> YOUR INSTRUCTIONS:
The entries below are to be repeated exactly as they stand.

> TASK DATA:
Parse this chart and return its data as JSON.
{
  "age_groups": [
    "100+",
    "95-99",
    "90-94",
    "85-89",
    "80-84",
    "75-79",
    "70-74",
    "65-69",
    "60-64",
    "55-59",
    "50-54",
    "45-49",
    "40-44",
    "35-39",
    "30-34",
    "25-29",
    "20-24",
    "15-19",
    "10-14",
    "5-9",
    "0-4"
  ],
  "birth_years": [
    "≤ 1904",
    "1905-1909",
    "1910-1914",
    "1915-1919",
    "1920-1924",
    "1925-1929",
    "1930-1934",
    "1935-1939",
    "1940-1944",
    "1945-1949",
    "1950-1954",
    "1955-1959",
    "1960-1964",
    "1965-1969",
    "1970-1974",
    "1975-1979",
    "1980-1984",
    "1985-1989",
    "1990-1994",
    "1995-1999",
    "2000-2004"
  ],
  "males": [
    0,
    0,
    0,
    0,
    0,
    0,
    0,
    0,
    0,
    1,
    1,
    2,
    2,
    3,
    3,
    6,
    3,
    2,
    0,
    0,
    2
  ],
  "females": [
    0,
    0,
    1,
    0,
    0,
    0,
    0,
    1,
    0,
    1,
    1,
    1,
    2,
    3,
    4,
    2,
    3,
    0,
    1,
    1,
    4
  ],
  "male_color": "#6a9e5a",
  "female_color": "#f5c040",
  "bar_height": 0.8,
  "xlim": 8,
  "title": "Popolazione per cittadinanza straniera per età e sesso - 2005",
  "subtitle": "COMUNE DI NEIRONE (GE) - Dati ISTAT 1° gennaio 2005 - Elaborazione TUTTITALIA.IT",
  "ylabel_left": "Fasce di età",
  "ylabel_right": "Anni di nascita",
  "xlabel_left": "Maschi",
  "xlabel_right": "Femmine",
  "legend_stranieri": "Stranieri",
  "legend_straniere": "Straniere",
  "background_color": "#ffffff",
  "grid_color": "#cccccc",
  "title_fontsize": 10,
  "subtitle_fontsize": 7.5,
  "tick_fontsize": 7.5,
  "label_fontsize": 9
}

> CORRECT RESPONSE:
Parse this chart and return its data as JSON.
{
  "age_groups": [
    "100+",
    "95-99",
    "90-94",
    "85-89",
    "80-84",
    "75-79",
    "70-74",
    "65-69",
    "60-64",
    "55-59",
    "50-54",
    "45-49",
    "40-44",
    "35-39",
    "30-34",
    "25-29",
    "20-24",
    "15-19",
    "10-14",
    "5-9",
    "0-4"
  ],
  "birth_years": [
    "≤ 1904",
    "1905-1909",
    "1910-1914",
    "1915-1919",
    "1920-1924",
    "1925-1929",
    "1930-1934",
    "1935-1939",
    "1940-1944",
    "1945-1949",
    "1950-1954",
    "1955-1959",
    "1960-1964",
    "1965-1969",
    "1970-1974",
    "1975-1979",
    "1980-1984",
    "1985-1989",
    "1990-1994",
    "1995-1999",
    "2000-2004"
  ],
  "males": [
    0,
    0,
    0,
    0,
    0,
    0,
    0,
    0,
    0,
    1,
    1,
    2,
    2,
    3,
    3,
    6,
    3,
    2,
    0,
    0,
    2
  ],
  "females": [
    0,
    0,
    1,
    0,
    0,
    0,
    0,
    1,
    0,
    1,
    1,
    1,
    2,
    3,
    4,
    2,
    3,
    0,
    1,
    1,
    4
  ],
  "male_color": "#6a9e5a",
  "female_color": "#f5c040",
  "bar_height": 0.8,
  "xlim": 8,
  "title": "Popolazione per cittadinanza straniera per età e sesso - 2005",
  "subtitle": "COMUNE DI NEIRONE (GE) - Dati ISTAT 1° gennaio 2005 - Elaborazione TUTTITALIA.IT",
  "ylabel_left": "Fasce di età",
  "ylabel_right": "Anni di nascita",
  "xlabel_left": "Maschi",
  "xlabel_right": "Femmine",
  "legend_stranieri": "Stranieri",
  "legend_straniere": "Straniere",
  "background_color": "#ffffff",
  "grid_color": "#cccccc",
  "title_fontsize": 10,
  "subtitle_fontsize": 7.5,
  "tick_fontsize": 7.5,
  "label_fontsize": 9
}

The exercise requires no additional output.